| What needs to be done |
In the listing below, find every line with the string "COLEGIUL" and pull it out.

| Material for the task |
_ _ _ _ _ _ _

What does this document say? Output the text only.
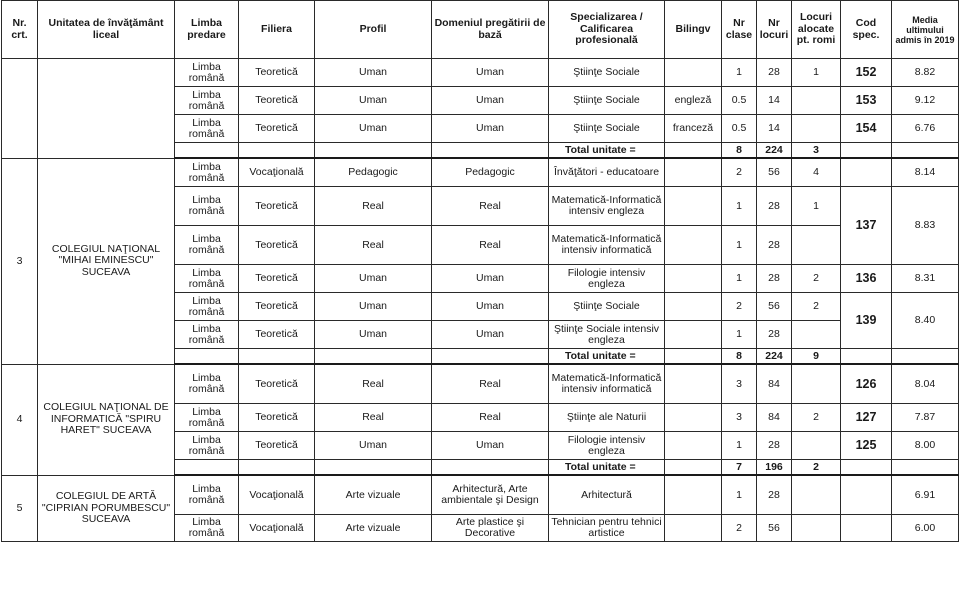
Nr. crt.	Unitatea de învăţământ liceal	Limba predare	Filiera	Profil	Domeniul pregătirii de bază	Specializarea / Calificarea profesională	Bilingv	Nr clase	Nr locuri	Locuri alocate pt. romi	Cod spec.	Media ultimului admis în 2019
		Limba română	Teoretică	Uman	Uman	Ştiinţe Sociale		1	28	1	152	8.82
		Limba română	Teoretică	Uman	Uman	Ştiinţe Sociale	engleză	0.5	14		153	9.12
		Limba română	Teoretică	Uman	Uman	Ştiinţe Sociale	franceză	0.5	14		154	6.76
						Total unitate =		8	224	3		
3	COLEGIUL NAŢIONAL "MIHAI EMINESCU" SUCEAVA	Limba română	Vocaţională	Pedagogic	Pedagogic	Învăţători - educatoare		2	56	4		8.14
		Limba română	Teoretică	Real	Real	Matematică-Informatică intensiv engleza		1	28	1	137	8.83
		Limba română	Teoretică	Real	Real	Matematică-Informatică intensiv informatică		1	28			
		Limba română	Teoretică	Uman	Uman	Filologie intensiv engleza		1	28	2	136	8.31
		Limba română	Teoretică	Uman	Uman	Ştiinţe Sociale		2	56	2	139	8.40
		Limba română	Teoretică	Uman	Uman	Ştiinţe Sociale intensiv engleza		1	28			
						Total unitate =		8	224	9		
4	COLEGIUL NAŢIONAL DE INFORMATICĂ "SPIRU HARET" SUCEAVA	Limba română	Teoretică	Real	Real	Matematică-Informatică intensiv informatică		3	84		126	8.04
		Limba română	Teoretică	Real	Real	Ştiinţe ale Naturii		3	84	2	127	7.87
		Limba română	Teoretică	Uman	Uman	Filologie intensiv engleza		1	28		125	8.00
						Total unitate =		7	196	2		
5	COLEGIUL DE ARTĂ "CIPRIAN PORUMBESCU" SUCEAVA	Limba română	Vocaţională	Arte vizuale	Arhitectură, Arte ambientale şi Design	Arhitectură		1	28			6.91
		Limba română	Vocaţională	Arte vizuale	Arte plastice şi Decorative	Tehnician pentru tehnici artistice		2	56			6.00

_ _ _ _ _ _ _

| Answer to this problem |
3	COLEGIUL NAŢIONAL "MIHAI EMINESCU" SUCEAVA	Limba română	Vocaţională	Pedagogic	Pedagogic	Învăţători - educatoare		2	56	4		8.14
4	COLEGIUL NAŢIONAL DE INFORMATICĂ "SPIRU HARET" SUCEAVA	Limba română	Teoretică	Real	Real	Matematică-Informatică intensiv informatică		3	84		126	8.04
5	COLEGIUL DE ARTĂ "CIPRIAN PORUMBESCU" SUCEAVA	Limba română	Vocaţională	Arte vizuale	Arhitectură, Arte ambientale şi Design	Arhitectură		1	28			6.91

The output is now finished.